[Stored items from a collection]

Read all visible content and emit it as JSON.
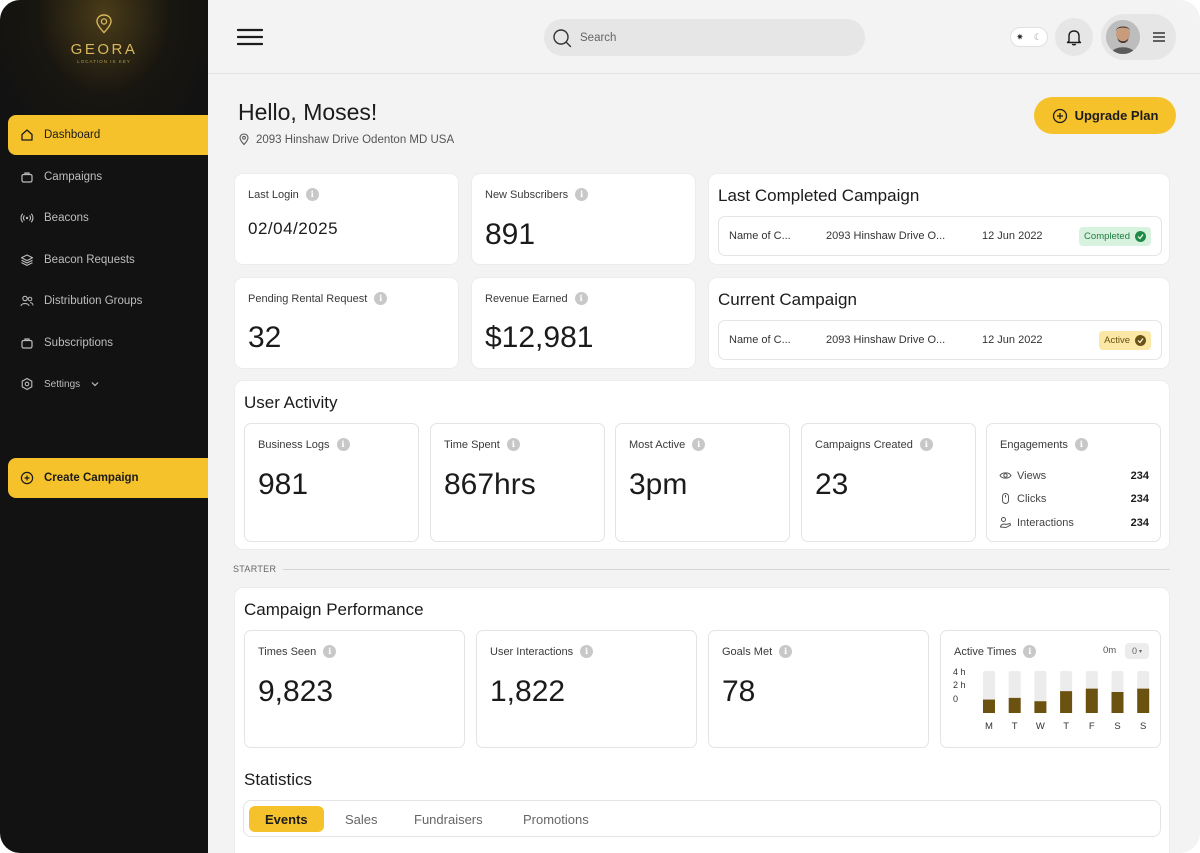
{
  "brand": {
    "name": "GEORA",
    "tagline": "LOCATION IS KEY"
  },
  "sidebar": {
    "items": [
      {
        "label": "Dashboard",
        "icon": "home-icon",
        "active": true
      },
      {
        "label": "Campaigns",
        "icon": "briefcase-icon"
      },
      {
        "label": "Beacons",
        "icon": "broadcast-icon"
      },
      {
        "label": "Beacon Requests",
        "icon": "layers-icon"
      },
      {
        "label": "Distribution Groups",
        "icon": "users-icon"
      },
      {
        "label": "Subscriptions",
        "icon": "briefcase-icon"
      },
      {
        "label": "Settings",
        "icon": "gear-icon"
      }
    ],
    "create_label": "Create Campaign"
  },
  "topbar": {
    "search_placeholder": "Search"
  },
  "greeting": {
    "title": "Hello, Moses!",
    "address": "2093 Hinshaw Drive Odenton MD USA",
    "upgrade_label": "Upgrade Plan"
  },
  "stats": {
    "last_login": {
      "label": "Last Login",
      "value": "02/04/2025"
    },
    "new_subscribers": {
      "label": "New Subscribers",
      "value": "891"
    },
    "pending_rental": {
      "label": "Pending Rental Request",
      "value": "32"
    },
    "revenue": {
      "label": "Revenue Earned",
      "value": "$12,981"
    }
  },
  "last_campaign": {
    "title": "Last Completed Campaign",
    "name": "Name of C...",
    "address": "2093 Hinshaw Drive O...",
    "date": "12 Jun 2022",
    "status": "Completed"
  },
  "current_campaign": {
    "title": "Current Campaign",
    "name": "Name of C...",
    "address": "2093 Hinshaw Drive O...",
    "date": "12 Jun 2022",
    "status": "Active"
  },
  "user_activity": {
    "title": "User Activity",
    "business_logs": {
      "label": "Business Logs",
      "value": "981"
    },
    "time_spent": {
      "label": "Time Spent",
      "value": "867hrs"
    },
    "most_active": {
      "label": "Most Active",
      "value": "3pm"
    },
    "campaigns_created": {
      "label": "Campaigns Created",
      "value": "23"
    },
    "engagements": {
      "label": "Engagements",
      "rows": [
        {
          "label": "Views",
          "value": "234"
        },
        {
          "label": "Clicks",
          "value": "234"
        },
        {
          "label": "Interactions",
          "value": "234"
        }
      ]
    }
  },
  "plan_divider": "STARTER",
  "campaign_performance": {
    "title": "Campaign Performance",
    "times_seen": {
      "label": "Times Seen",
      "value": "9,823"
    },
    "user_interactions": {
      "label": "User Interactions",
      "value": "1,822"
    },
    "goals_met": {
      "label": "Goals Met",
      "value": "78"
    },
    "active_times": {
      "label": "Active Times",
      "readout": "0m",
      "select": "0"
    }
  },
  "chart_data": {
    "type": "bar",
    "categories": [
      "M",
      "T",
      "W",
      "T",
      "F",
      "S",
      "S"
    ],
    "values": [
      1.6,
      1.8,
      1.4,
      2.6,
      2.9,
      2.5,
      2.9
    ],
    "yticks": [
      "4 h",
      "2 h",
      "0"
    ],
    "ylim": [
      0,
      5
    ]
  },
  "statistics": {
    "title": "Statistics",
    "tabs": [
      "Events",
      "Sales",
      "Fundraisers",
      "Promotions"
    ]
  },
  "colors": {
    "accent": "#f6c22c",
    "sidebar": "#121212",
    "bar": "#6b5210",
    "bar_track": "#ececec",
    "completed_bg": "#d7f2df",
    "active_bg": "#fbe7a6"
  }
}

-- What you are asked to do --
Nothing but the pictures may be dropped; output the records above exactly.

-- The answer --
Read all visible content and emit it as JSON.
{
  "brand": {
    "name": "GEORA",
    "tagline": "LOCATION IS KEY"
  },
  "sidebar": {
    "items": [
      {
        "label": "Dashboard",
        "icon": "home-icon",
        "active": true
      },
      {
        "label": "Campaigns",
        "icon": "briefcase-icon"
      },
      {
        "label": "Beacons",
        "icon": "broadcast-icon"
      },
      {
        "label": "Beacon Requests",
        "icon": "layers-icon"
      },
      {
        "label": "Distribution Groups",
        "icon": "users-icon"
      },
      {
        "label": "Subscriptions",
        "icon": "briefcase-icon"
      },
      {
        "label": "Settings",
        "icon": "gear-icon"
      }
    ],
    "create_label": "Create Campaign"
  },
  "topbar": {
    "search_placeholder": "Search"
  },
  "greeting": {
    "title": "Hello, Moses!",
    "address": "2093 Hinshaw Drive Odenton MD USA",
    "upgrade_label": "Upgrade Plan"
  },
  "stats": {
    "last_login": {
      "label": "Last Login",
      "value": "02/04/2025"
    },
    "new_subscribers": {
      "label": "New Subscribers",
      "value": "891"
    },
    "pending_rental": {
      "label": "Pending Rental Request",
      "value": "32"
    },
    "revenue": {
      "label": "Revenue Earned",
      "value": "$12,981"
    }
  },
  "last_campaign": {
    "title": "Last Completed Campaign",
    "name": "Name of C...",
    "address": "2093 Hinshaw Drive O...",
    "date": "12 Jun 2022",
    "status": "Completed"
  },
  "current_campaign": {
    "title": "Current Campaign",
    "name": "Name of C...",
    "address": "2093 Hinshaw Drive O...",
    "date": "12 Jun 2022",
    "status": "Active"
  },
  "user_activity": {
    "title": "User Activity",
    "business_logs": {
      "label": "Business Logs",
      "value": "981"
    },
    "time_spent": {
      "label": "Time Spent",
      "value": "867hrs"
    },
    "most_active": {
      "label": "Most Active",
      "value": "3pm"
    },
    "campaigns_created": {
      "label": "Campaigns Created",
      "value": "23"
    },
    "engagements": {
      "label": "Engagements",
      "rows": [
        {
          "label": "Views",
          "value": "234"
        },
        {
          "label": "Clicks",
          "value": "234"
        },
        {
          "label": "Interactions",
          "value": "234"
        }
      ]
    }
  },
  "plan_divider": "STARTER",
  "campaign_performance": {
    "title": "Campaign Performance",
    "times_seen": {
      "label": "Times Seen",
      "value": "9,823"
    },
    "user_interactions": {
      "label": "User Interactions",
      "value": "1,822"
    },
    "goals_met": {
      "label": "Goals Met",
      "value": "78"
    },
    "active_times": {
      "label": "Active Times",
      "readout": "0m",
      "select": "0"
    }
  },
  "chart_data": {
    "type": "bar",
    "categories": [
      "M",
      "T",
      "W",
      "T",
      "F",
      "S",
      "S"
    ],
    "values": [
      1.6,
      1.8,
      1.4,
      2.6,
      2.9,
      2.5,
      2.9
    ],
    "yticks": [
      "4 h",
      "2 h",
      "0"
    ],
    "ylim": [
      0,
      5
    ]
  },
  "statistics": {
    "title": "Statistics",
    "tabs": [
      "Events",
      "Sales",
      "Fundraisers",
      "Promotions"
    ]
  },
  "colors": {
    "accent": "#f6c22c",
    "sidebar": "#121212",
    "bar": "#6b5210",
    "bar_track": "#ececec",
    "completed_bg": "#d7f2df",
    "active_bg": "#fbe7a6"
  }
}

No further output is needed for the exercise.